--- GOAL ---
In the listing below, how many lines contain the word "color"? Please respond with the number only.

--- DATA FOR THIS TASK ---
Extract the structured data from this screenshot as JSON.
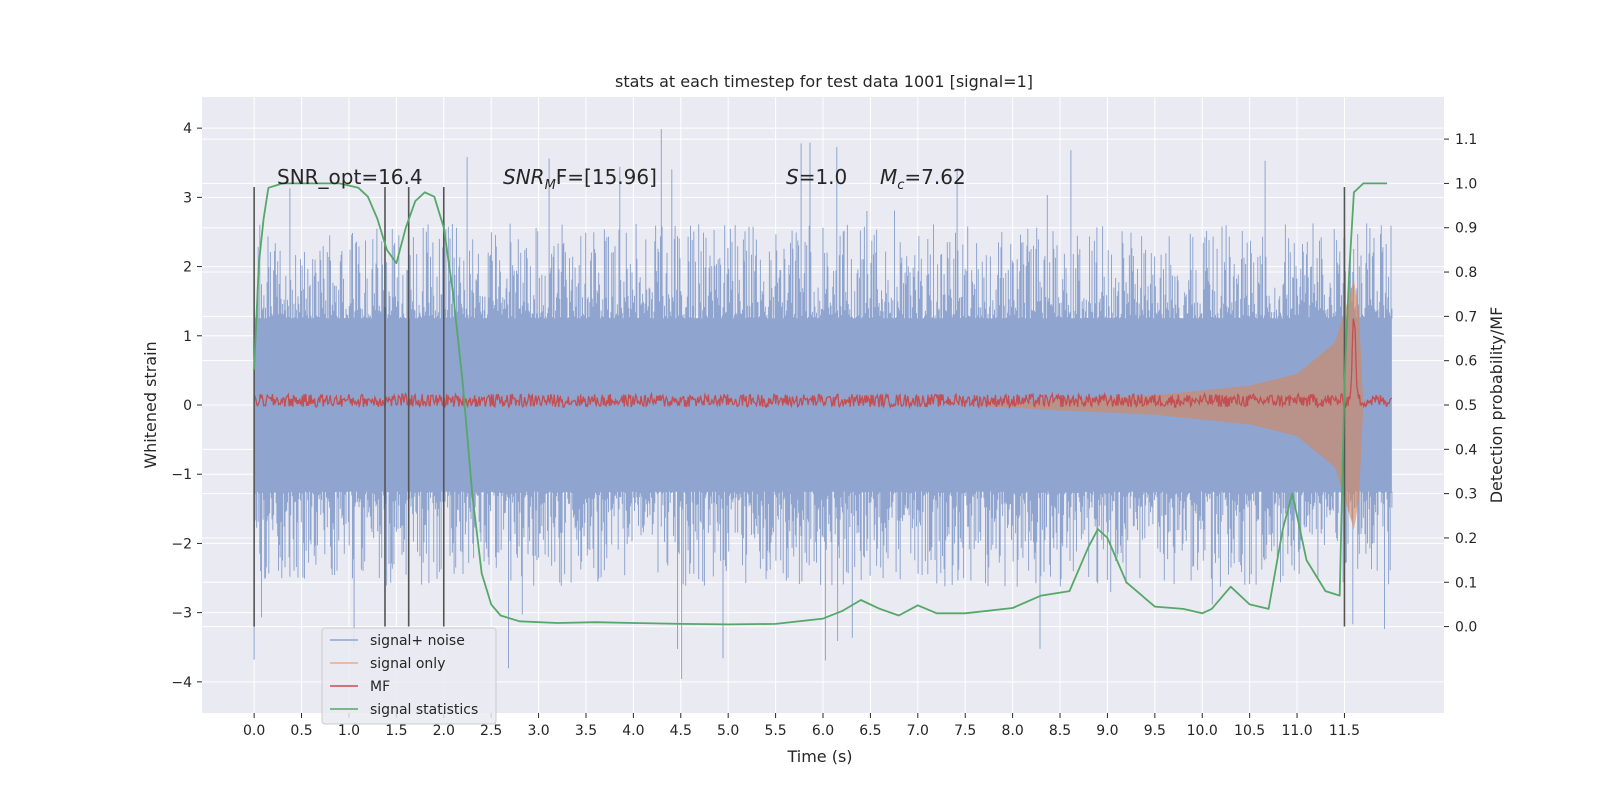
{
  "chart_data": {
    "type": "line",
    "title": "stats at each timestep for test data 1001 [signal=1]",
    "xlabel": "Time (s)",
    "ylabel": "Whitened strain",
    "ylabel_right": "Detection probability/MF",
    "xlim": [
      -0.55,
      12.55
    ],
    "ylim": [
      -4.45,
      4.45
    ],
    "ylim_right": [
      -0.195,
      1.195
    ],
    "x_ticks": [
      "0.0",
      "0.5",
      "1.0",
      "1.5",
      "2.0",
      "2.5",
      "3.0",
      "3.5",
      "4.0",
      "4.5",
      "5.0",
      "5.5",
      "6.0",
      "6.5",
      "7.0",
      "7.5",
      "8.0",
      "8.5",
      "9.0",
      "9.5",
      "10.0",
      "10.5",
      "11.0",
      "11.5"
    ],
    "y_ticks": [
      "4",
      "3",
      "2",
      "1",
      "0",
      "−1",
      "−2",
      "−3",
      "−4"
    ],
    "y_ticks_right": [
      "1.1",
      "1.0",
      "0.9",
      "0.8",
      "0.7",
      "0.6",
      "0.5",
      "0.4",
      "0.3",
      "0.2",
      "0.1",
      "0.0"
    ],
    "grid": true,
    "legend_position": "lower-left",
    "annotations": {
      "snr_opt": "SNR_opt=16.4",
      "snr_mf_main": "SNR",
      "snr_mf_sub": "M",
      "snr_mf_rest": "F=[15.96]",
      "s_main": "S",
      "s_rest": "=1.0",
      "mc_main": "M",
      "mc_sub": "c",
      "mc_rest": "=7.62"
    },
    "detection_markers_x": [
      0.0,
      1.38,
      1.63,
      2.0,
      11.5
    ],
    "series": [
      {
        "name": "signal+ noise",
        "color": "#8fa5cf",
        "x_range": [
          0.0,
          12.0
        ],
        "envelope_core": 1.25,
        "envelope_peak_typical": 2.5,
        "envelope_peak_max": 4.0
      },
      {
        "name": "signal only",
        "color": "#dd8452",
        "envelope": [
          [
            7.5,
            0.0
          ],
          [
            8.5,
            0.08
          ],
          [
            9.5,
            0.14
          ],
          [
            10.5,
            0.28
          ],
          [
            11.0,
            0.45
          ],
          [
            11.4,
            0.9
          ],
          [
            11.6,
            1.8
          ],
          [
            11.65,
            1.4
          ],
          [
            11.7,
            0.0
          ]
        ]
      },
      {
        "name": "MF",
        "color": "#c44e52",
        "x_range": [
          0.0,
          12.0
        ],
        "baseline_right": 0.51,
        "noise_right": 0.015,
        "peak_x": 11.6,
        "peak_right": 0.7
      },
      {
        "name": "signal statistics",
        "color": "#55a868",
        "x": [
          0.0,
          0.05,
          0.1,
          0.15,
          0.3,
          0.6,
          0.9,
          1.1,
          1.2,
          1.3,
          1.4,
          1.5,
          1.6,
          1.7,
          1.8,
          1.9,
          2.0,
          2.1,
          2.2,
          2.3,
          2.4,
          2.5,
          2.6,
          2.8,
          3.2,
          3.6,
          4.0,
          4.5,
          5.0,
          5.5,
          6.0,
          6.2,
          6.4,
          6.6,
          6.8,
          7.0,
          7.2,
          7.5,
          8.0,
          8.3,
          8.6,
          8.8,
          8.9,
          9.0,
          9.2,
          9.5,
          9.8,
          10.0,
          10.1,
          10.3,
          10.5,
          10.7,
          10.85,
          10.95,
          11.1,
          11.3,
          11.45,
          11.5,
          11.55,
          11.6,
          11.7,
          11.8,
          11.9,
          11.95
        ],
        "y": [
          0.58,
          0.82,
          0.92,
          0.99,
          1.0,
          1.0,
          1.0,
          0.99,
          0.97,
          0.92,
          0.85,
          0.82,
          0.9,
          0.96,
          0.98,
          0.97,
          0.9,
          0.75,
          0.55,
          0.3,
          0.12,
          0.05,
          0.025,
          0.012,
          0.008,
          0.01,
          0.008,
          0.006,
          0.005,
          0.006,
          0.018,
          0.035,
          0.06,
          0.04,
          0.025,
          0.048,
          0.03,
          0.03,
          0.042,
          0.07,
          0.08,
          0.18,
          0.22,
          0.2,
          0.1,
          0.045,
          0.04,
          0.03,
          0.04,
          0.09,
          0.05,
          0.04,
          0.22,
          0.3,
          0.15,
          0.08,
          0.07,
          0.55,
          0.8,
          0.98,
          1.0,
          1.0,
          1.0,
          1.0
        ]
      }
    ]
  }
}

--- WRITTEN SOLUTION ---
4